EXERCISE INSTRUCTIONS: Retype every entry exactly, character for character.

GIVEN RECORDS:
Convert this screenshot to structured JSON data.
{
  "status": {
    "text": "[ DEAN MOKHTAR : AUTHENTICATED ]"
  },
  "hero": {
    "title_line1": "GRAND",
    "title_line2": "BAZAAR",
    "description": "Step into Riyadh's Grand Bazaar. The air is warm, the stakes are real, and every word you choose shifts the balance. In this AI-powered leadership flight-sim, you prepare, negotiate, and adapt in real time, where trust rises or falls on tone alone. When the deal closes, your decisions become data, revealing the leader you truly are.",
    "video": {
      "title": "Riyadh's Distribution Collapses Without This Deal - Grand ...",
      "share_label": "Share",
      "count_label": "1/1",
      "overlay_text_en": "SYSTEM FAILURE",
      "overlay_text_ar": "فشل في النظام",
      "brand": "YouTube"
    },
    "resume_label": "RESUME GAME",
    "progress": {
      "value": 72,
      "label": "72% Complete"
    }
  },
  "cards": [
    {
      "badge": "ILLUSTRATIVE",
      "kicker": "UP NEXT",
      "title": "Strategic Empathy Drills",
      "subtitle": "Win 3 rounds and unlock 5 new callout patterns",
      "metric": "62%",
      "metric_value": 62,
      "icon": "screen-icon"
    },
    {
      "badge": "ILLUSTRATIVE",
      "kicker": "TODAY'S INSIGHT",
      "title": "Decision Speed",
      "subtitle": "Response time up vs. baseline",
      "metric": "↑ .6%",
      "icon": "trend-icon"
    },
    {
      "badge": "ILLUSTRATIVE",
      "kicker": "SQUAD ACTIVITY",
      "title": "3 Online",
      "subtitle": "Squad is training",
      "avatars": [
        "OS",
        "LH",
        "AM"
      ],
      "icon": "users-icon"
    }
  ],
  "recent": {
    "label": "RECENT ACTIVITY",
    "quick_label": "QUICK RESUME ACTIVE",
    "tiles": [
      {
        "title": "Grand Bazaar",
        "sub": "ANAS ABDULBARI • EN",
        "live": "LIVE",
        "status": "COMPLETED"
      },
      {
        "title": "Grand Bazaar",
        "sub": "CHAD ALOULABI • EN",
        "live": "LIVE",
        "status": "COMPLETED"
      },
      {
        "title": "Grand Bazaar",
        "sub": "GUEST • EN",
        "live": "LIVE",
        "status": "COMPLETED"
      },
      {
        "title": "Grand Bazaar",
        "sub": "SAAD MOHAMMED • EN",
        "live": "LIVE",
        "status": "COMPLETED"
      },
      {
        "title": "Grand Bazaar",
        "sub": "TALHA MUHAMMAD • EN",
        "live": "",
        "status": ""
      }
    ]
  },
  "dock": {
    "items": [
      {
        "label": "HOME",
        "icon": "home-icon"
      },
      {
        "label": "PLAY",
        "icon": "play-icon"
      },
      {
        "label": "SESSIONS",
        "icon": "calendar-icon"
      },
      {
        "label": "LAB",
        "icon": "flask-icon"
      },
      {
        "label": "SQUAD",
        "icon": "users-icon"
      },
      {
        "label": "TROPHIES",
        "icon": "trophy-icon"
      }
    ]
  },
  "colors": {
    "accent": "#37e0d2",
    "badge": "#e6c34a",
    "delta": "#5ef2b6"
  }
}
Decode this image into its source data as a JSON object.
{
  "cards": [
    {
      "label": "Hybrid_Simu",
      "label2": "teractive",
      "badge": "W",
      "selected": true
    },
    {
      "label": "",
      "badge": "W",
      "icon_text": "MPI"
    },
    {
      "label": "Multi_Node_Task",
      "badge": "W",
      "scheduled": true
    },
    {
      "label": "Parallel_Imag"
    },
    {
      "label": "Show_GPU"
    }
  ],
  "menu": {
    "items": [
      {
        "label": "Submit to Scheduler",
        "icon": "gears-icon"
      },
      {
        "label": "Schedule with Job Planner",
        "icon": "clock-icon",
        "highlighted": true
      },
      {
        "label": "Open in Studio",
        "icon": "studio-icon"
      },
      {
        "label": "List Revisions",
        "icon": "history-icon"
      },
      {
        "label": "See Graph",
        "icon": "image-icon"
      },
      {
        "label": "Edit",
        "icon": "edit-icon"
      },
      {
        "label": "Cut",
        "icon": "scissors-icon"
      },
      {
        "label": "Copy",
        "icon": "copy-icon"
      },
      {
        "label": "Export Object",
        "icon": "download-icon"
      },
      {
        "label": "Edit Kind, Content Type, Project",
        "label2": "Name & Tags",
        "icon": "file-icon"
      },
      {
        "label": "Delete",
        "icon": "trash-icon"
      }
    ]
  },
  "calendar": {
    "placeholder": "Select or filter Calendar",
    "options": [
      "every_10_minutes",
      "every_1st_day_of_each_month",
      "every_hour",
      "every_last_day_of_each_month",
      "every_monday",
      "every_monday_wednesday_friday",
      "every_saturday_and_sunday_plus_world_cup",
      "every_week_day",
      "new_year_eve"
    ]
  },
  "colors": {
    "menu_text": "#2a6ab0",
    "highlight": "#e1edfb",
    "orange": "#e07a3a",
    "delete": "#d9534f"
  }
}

RESPONSE:
Convert this screenshot to structured JSON data.
{
  "status": {
    "text": "[ DEAN MOKHTAR : AUTHENTICATED ]"
  },
  "hero": {
    "title_line1": "GRAND",
    "title_line2": "BAZAAR",
    "description": "Step into Riyadh's Grand Bazaar. The air is warm, the stakes are real, and every word you choose shifts the balance. In this AI-powered leadership flight-sim, you prepare, negotiate, and adapt in real time, where trust rises or falls on tone alone. When the deal closes, your decisions become data, revealing the leader you truly are.",
    "video": {
      "title": "Riyadh's Distribution Collapses Without This Deal - Grand ...",
      "share_label": "Share",
      "count_label": "1/1",
      "overlay_text_en": "SYSTEM FAILURE",
      "overlay_text_ar": "فشل في النظام",
      "brand": "YouTube"
    },
    "resume_label": "RESUME GAME",
    "progress": {
      "value": 72,
      "label": "72% Complete"
    }
  },
  "cards": [
    {
      "badge": "ILLUSTRATIVE",
      "kicker": "UP NEXT",
      "title": "Strategic Empathy Drills",
      "subtitle": "Win 3 rounds and unlock 5 new callout patterns",
      "metric": "62%",
      "metric_value": 62,
      "icon": "screen-icon"
    },
    {
      "badge": "ILLUSTRATIVE",
      "kicker": "TODAY'S INSIGHT",
      "title": "Decision Speed",
      "subtitle": "Response time up vs. baseline",
      "metric": "↑ .6%",
      "icon": "trend-icon"
    },
    {
      "badge": "ILLUSTRATIVE",
      "kicker": "SQUAD ACTIVITY",
      "title": "3 Online",
      "subtitle": "Squad is training",
      "avatars": [
        "OS",
        "LH",
        "AM"
      ],
      "icon": "users-icon"
    }
  ],
  "recent": {
    "label": "RECENT ACTIVITY",
    "quick_label": "QUICK RESUME ACTIVE",
    "tiles": [
      {
        "title": "Grand Bazaar",
        "sub": "ANAS ABDULBARI • EN",
        "live": "LIVE",
        "status": "COMPLETED"
      },
      {
        "title": "Grand Bazaar",
        "sub": "CHAD ALOULABI • EN",
        "live": "LIVE",
        "status": "COMPLETED"
      },
      {
        "title": "Grand Bazaar",
        "sub": "GUEST • EN",
        "live": "LIVE",
        "status": "COMPLETED"
      },
      {
        "title": "Grand Bazaar",
        "sub": "SAAD MOHAMMED • EN",
        "live": "LIVE",
        "status": "COMPLETED"
      },
      {
        "title": "Grand Bazaar",
        "sub": "TALHA MUHAMMAD • EN",
        "live": "",
        "status": ""
      }
    ]
  },
  "dock": {
    "items": [
      {
        "label": "HOME",
        "icon": "home-icon"
      },
      {
        "label": "PLAY",
        "icon": "play-icon"
      },
      {
        "label": "SESSIONS",
        "icon": "calendar-icon"
      },
      {
        "label": "LAB",
        "icon": "flask-icon"
      },
      {
        "label": "SQUAD",
        "icon": "users-icon"
      },
      {
        "label": "TROPHIES",
        "icon": "trophy-icon"
      }
    ]
  },
  "colors": {
    "accent": "#37e0d2",
    "badge": "#e6c34a",
    "delta": "#5ef2b6"
  }
}
Decode this image into its source data as a JSON object.
{
  "cards": [
    {
      "label": "Hybrid_Simu",
      "label2": "teractive",
      "badge": "W",
      "selected": true
    },
    {
      "label": "",
      "badge": "W",
      "icon_text": "MPI"
    },
    {
      "label": "Multi_Node_Task",
      "badge": "W",
      "scheduled": true
    },
    {
      "label": "Parallel_Imag"
    },
    {
      "label": "Show_GPU"
    }
  ],
  "menu": {
    "items": [
      {
        "label": "Submit to Scheduler",
        "icon": "gears-icon"
      },
      {
        "label": "Schedule with Job Planner",
        "icon": "clock-icon",
        "highlighted": true
      },
      {
        "label": "Open in Studio",
        "icon": "studio-icon"
      },
      {
        "label": "List Revisions",
        "icon": "history-icon"
      },
      {
        "label": "See Graph",
        "icon": "image-icon"
      },
      {
        "label": "Edit",
        "icon": "edit-icon"
      },
      {
        "label": "Cut",
        "icon": "scissors-icon"
      },
      {
        "label": "Copy",
        "icon": "copy-icon"
      },
      {
        "label": "Export Object",
        "icon": "download-icon"
      },
      {
        "label": "Edit Kind, Content Type, Project",
        "label2": "Name & Tags",
        "icon": "file-icon"
      },
      {
        "label": "Delete",
        "icon": "trash-icon"
      }
    ]
  },
  "calendar": {
    "placeholder": "Select or filter Calendar",
    "options": [
      "every_10_minutes",
      "every_1st_day_of_each_month",
      "every_hour",
      "every_last_day_of_each_month",
      "every_monday",
      "every_monday_wednesday_friday",
      "every_saturday_and_sunday_plus_world_cup",
      "every_week_day",
      "new_year_eve"
    ]
  },
  "colors": {
    "menu_text": "#2a6ab0",
    "highlight": "#e1edfb",
    "orange": "#e07a3a",
    "delete": "#d9534f"
  }
}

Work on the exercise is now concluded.